Entries with figure data
────

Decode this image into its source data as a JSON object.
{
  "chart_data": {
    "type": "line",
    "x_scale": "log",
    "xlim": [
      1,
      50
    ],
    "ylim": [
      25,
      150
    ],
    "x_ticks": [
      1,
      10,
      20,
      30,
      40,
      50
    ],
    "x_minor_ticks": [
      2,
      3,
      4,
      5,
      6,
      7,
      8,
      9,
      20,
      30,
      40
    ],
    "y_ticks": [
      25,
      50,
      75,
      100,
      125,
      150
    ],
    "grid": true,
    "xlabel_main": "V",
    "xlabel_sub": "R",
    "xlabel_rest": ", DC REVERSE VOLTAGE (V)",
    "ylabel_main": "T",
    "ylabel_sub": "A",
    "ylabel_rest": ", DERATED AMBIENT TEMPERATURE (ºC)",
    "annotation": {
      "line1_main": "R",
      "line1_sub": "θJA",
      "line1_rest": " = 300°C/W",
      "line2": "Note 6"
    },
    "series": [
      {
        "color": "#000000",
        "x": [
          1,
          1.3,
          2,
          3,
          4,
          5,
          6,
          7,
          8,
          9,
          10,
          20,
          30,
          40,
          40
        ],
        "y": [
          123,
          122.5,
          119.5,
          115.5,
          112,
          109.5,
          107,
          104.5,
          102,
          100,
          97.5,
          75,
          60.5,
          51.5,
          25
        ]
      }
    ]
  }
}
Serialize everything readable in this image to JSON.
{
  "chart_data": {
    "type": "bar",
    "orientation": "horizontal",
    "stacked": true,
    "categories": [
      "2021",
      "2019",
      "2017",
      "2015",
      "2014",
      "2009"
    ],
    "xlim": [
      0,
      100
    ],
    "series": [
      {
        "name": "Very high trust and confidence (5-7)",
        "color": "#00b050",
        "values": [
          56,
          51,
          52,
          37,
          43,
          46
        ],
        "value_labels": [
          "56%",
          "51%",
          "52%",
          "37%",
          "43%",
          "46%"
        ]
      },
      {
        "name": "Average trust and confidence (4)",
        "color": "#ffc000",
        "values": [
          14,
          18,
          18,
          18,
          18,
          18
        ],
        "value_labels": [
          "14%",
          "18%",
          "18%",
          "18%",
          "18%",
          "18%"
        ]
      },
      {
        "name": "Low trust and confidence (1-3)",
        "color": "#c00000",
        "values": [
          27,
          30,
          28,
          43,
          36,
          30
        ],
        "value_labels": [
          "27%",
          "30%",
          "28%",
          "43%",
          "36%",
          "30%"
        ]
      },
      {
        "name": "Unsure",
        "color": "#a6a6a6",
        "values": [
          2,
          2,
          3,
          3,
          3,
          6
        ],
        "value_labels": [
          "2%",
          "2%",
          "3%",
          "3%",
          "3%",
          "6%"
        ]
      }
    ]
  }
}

────

Set problem: Across the preceding material, how many lines contain the word "this"? State the number alone.

Finished exercise: 2